GIVEN TASK >> From the listing below, pick out each line with the word "best".

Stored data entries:
------------------------------------------------
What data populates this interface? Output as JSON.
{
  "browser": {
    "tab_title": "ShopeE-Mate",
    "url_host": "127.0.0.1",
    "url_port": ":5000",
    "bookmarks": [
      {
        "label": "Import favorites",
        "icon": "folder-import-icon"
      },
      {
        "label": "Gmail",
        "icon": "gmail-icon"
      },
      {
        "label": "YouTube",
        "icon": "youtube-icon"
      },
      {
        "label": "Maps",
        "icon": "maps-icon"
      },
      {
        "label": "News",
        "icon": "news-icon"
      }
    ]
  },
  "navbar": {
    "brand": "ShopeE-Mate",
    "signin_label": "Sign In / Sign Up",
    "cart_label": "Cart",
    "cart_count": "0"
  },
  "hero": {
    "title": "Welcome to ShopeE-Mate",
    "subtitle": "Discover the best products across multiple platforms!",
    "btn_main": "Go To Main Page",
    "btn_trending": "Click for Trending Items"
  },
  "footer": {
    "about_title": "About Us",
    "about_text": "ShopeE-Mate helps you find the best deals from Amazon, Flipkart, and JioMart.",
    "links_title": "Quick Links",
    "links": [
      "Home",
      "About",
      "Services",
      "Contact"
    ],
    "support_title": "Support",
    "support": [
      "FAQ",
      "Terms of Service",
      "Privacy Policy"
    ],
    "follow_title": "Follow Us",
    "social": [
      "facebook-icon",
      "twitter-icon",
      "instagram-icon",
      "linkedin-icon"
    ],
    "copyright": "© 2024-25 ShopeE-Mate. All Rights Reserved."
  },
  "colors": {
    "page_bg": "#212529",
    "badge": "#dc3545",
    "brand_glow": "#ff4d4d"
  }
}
------------------------------------------------
RESULT BELOW >>
    "subtitle": "Discover the best products across multiple platforms!",
    "about_text": "ShopeE-Mate helps you find the best deals from Amazon, Flipkart, and JioMart.",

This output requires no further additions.